What you have to do: From the entries below, count the lines with "included". Write only the count.
======== Data in this exercise
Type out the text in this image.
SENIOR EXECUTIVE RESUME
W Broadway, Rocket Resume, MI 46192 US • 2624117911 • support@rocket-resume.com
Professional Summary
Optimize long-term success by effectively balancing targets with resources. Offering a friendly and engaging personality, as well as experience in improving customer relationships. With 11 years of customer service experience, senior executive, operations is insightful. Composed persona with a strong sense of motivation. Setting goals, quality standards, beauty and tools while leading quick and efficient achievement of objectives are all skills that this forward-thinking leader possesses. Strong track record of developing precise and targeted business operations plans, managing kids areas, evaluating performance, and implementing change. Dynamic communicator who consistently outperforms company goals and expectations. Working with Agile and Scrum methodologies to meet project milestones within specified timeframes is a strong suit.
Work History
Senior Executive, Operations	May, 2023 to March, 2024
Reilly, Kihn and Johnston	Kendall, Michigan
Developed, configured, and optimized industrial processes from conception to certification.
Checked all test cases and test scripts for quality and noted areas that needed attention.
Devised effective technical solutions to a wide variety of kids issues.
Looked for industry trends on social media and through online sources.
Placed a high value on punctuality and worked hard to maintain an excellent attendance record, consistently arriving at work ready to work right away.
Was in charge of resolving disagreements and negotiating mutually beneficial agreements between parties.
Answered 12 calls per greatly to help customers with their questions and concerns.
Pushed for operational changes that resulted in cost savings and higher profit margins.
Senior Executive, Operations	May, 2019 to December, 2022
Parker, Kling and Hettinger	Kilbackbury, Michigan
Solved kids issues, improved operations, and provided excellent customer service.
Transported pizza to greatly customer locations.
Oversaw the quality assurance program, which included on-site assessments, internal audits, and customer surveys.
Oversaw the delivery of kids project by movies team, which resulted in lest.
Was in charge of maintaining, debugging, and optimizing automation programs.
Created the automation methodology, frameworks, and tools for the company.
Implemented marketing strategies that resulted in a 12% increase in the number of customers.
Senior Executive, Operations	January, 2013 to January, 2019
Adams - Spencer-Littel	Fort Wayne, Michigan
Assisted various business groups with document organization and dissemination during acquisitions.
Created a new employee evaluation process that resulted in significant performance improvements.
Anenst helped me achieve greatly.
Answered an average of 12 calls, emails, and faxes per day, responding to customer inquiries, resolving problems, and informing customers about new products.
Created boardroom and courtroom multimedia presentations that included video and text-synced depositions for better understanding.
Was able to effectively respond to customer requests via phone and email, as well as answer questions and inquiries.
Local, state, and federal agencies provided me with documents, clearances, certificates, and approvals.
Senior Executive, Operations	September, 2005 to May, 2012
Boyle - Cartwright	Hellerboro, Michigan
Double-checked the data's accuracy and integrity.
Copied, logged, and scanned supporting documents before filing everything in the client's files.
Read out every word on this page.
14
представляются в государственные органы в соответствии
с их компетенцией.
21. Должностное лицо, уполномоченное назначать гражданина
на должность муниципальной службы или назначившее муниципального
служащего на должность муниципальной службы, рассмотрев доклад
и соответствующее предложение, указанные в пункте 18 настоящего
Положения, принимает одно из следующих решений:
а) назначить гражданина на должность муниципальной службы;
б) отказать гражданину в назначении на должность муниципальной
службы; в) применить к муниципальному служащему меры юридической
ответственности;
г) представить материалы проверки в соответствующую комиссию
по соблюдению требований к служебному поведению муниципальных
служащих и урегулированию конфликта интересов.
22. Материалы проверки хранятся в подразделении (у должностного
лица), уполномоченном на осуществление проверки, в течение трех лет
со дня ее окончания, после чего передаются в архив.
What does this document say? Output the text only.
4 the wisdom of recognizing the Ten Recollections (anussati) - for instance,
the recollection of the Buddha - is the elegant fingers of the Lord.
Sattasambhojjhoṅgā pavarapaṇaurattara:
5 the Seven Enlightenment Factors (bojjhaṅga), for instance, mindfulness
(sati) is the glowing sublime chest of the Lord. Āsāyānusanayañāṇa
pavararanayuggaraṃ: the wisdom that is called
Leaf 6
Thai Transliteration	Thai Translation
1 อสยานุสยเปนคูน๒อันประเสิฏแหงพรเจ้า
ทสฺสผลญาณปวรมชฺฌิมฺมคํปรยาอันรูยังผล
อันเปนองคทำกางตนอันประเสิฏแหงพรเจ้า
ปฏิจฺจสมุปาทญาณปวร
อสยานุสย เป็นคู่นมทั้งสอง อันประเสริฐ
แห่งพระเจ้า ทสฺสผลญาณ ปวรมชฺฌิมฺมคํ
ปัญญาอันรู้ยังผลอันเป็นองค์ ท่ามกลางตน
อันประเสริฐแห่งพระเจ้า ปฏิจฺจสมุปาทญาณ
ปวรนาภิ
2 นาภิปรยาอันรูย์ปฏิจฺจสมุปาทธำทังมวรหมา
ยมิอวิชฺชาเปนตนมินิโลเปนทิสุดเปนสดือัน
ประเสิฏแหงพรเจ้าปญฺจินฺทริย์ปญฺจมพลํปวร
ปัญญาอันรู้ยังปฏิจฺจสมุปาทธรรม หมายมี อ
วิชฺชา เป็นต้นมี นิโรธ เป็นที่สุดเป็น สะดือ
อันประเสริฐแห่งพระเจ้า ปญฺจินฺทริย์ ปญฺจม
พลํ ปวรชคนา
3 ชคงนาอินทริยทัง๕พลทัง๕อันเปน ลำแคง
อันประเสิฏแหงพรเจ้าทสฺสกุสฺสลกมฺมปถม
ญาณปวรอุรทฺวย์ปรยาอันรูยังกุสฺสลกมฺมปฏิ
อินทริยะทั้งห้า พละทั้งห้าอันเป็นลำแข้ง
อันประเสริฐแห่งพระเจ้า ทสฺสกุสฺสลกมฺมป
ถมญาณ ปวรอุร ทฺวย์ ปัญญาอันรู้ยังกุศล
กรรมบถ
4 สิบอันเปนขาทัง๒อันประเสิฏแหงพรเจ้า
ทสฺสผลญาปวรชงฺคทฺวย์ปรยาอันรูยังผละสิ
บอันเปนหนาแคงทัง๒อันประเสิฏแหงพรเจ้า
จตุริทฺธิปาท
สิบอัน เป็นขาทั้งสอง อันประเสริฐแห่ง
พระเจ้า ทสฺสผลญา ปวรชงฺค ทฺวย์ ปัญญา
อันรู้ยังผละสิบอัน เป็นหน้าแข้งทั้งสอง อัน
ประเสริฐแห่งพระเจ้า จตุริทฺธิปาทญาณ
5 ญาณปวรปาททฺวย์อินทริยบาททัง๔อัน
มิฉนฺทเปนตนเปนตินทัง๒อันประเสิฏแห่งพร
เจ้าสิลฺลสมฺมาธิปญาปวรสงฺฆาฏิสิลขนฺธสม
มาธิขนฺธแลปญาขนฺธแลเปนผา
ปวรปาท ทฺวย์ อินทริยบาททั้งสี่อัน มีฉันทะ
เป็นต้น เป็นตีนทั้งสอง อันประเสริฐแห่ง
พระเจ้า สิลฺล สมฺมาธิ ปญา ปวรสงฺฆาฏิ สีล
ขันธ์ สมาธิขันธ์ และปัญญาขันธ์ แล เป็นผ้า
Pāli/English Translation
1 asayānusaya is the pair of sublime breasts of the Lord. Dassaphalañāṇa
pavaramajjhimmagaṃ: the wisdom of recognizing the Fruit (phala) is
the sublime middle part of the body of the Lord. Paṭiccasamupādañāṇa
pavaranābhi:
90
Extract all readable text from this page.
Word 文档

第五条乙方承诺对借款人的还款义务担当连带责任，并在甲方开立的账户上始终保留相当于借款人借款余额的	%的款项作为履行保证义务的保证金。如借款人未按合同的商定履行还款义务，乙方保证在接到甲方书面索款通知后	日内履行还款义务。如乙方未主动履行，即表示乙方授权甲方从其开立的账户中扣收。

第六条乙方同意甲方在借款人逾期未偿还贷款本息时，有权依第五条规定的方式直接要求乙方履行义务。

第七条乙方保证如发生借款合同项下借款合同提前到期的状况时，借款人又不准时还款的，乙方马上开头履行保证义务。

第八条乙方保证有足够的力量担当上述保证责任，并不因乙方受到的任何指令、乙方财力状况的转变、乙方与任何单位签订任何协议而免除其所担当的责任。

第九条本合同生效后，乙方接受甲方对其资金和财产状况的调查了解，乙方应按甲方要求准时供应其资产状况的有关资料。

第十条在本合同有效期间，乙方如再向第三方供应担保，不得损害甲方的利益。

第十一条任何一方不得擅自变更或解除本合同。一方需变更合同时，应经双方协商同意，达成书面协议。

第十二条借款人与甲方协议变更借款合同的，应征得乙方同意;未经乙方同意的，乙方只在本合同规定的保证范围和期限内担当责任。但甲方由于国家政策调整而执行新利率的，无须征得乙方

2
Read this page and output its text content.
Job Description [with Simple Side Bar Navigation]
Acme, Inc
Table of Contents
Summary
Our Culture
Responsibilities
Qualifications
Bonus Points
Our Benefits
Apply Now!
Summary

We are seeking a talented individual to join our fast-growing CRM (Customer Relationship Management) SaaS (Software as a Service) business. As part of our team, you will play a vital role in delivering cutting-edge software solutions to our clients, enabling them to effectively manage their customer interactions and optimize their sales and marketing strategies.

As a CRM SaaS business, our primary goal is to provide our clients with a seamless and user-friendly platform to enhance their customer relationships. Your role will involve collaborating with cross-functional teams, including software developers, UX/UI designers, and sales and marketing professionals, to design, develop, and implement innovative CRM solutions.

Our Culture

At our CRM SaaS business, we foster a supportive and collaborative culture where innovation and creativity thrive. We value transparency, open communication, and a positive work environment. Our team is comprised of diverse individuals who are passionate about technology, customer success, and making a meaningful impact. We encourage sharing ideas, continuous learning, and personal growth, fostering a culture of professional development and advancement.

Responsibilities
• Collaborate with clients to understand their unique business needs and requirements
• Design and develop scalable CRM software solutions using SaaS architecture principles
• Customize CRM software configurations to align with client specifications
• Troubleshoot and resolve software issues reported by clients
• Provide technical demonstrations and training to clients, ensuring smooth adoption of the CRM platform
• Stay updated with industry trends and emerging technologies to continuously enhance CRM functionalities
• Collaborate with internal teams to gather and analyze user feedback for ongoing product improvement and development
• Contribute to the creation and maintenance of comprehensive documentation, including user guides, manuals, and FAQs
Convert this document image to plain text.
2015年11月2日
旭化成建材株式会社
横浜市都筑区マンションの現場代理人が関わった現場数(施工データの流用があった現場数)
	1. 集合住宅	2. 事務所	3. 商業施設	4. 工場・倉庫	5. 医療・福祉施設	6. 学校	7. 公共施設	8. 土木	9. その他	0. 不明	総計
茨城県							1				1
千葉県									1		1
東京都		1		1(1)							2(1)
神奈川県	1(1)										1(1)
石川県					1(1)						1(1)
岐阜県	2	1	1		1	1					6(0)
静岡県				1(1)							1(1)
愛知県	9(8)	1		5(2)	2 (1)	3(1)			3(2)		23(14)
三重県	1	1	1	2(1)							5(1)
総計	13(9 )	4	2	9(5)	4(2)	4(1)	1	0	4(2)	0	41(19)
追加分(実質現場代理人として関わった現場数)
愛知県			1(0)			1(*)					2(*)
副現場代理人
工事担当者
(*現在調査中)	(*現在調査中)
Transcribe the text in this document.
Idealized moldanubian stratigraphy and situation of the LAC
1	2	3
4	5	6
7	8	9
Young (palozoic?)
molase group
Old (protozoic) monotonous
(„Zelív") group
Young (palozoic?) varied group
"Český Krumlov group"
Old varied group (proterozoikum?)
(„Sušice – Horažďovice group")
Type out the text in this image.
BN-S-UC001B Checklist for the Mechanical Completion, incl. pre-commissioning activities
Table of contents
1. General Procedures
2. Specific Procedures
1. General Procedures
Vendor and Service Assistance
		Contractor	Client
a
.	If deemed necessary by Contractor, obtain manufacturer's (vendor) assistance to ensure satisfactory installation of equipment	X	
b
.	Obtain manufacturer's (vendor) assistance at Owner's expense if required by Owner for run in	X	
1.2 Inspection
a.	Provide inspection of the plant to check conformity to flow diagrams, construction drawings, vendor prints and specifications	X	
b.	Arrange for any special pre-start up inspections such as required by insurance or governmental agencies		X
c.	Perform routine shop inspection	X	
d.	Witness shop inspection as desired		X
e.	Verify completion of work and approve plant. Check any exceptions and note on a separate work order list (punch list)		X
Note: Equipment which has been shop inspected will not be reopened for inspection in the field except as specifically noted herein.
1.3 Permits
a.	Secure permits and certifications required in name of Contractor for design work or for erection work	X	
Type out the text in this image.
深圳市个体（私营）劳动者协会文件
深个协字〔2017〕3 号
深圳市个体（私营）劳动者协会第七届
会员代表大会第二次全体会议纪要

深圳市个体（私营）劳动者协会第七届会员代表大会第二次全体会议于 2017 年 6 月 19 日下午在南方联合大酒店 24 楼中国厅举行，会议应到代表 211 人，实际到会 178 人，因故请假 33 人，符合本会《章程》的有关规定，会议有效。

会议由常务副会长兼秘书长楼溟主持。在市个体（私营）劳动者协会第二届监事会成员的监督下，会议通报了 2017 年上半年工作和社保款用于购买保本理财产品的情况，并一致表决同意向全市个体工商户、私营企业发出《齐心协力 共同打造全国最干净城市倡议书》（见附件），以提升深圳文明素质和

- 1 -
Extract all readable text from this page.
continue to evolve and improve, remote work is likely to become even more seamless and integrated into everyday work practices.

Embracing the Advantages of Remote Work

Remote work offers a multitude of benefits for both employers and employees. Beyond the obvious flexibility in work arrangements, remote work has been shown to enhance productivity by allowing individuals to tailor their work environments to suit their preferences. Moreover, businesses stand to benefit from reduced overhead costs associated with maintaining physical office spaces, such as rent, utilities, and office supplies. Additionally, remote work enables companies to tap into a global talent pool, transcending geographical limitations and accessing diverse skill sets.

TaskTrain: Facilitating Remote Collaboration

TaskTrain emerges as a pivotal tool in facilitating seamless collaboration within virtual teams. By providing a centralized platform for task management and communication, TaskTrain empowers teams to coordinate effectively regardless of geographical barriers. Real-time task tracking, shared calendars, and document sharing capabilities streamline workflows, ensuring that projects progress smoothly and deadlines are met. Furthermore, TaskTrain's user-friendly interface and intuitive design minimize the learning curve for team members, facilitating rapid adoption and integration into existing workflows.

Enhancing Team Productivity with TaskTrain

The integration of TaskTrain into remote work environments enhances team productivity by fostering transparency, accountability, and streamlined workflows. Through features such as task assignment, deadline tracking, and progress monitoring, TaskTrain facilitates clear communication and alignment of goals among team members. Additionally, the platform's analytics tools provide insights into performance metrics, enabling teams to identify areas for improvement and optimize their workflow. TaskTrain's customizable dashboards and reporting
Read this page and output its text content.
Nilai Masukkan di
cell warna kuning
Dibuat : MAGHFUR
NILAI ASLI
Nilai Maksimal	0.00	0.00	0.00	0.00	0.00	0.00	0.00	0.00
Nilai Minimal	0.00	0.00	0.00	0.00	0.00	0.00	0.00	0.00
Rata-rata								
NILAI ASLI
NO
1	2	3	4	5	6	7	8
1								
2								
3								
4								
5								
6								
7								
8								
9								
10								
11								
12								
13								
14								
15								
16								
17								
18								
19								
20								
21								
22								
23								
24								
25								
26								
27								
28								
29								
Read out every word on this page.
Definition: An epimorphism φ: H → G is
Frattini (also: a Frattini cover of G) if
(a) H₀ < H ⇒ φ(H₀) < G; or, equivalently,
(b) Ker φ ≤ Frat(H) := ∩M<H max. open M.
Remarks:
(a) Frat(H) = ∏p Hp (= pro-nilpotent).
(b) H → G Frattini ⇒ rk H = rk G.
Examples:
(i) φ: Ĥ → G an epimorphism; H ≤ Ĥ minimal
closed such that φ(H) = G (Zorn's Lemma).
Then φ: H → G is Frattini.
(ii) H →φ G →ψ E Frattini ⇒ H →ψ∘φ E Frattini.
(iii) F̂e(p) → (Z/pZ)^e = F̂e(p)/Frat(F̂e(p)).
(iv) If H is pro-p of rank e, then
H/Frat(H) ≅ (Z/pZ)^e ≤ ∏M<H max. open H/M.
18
================
Exercise answer: 2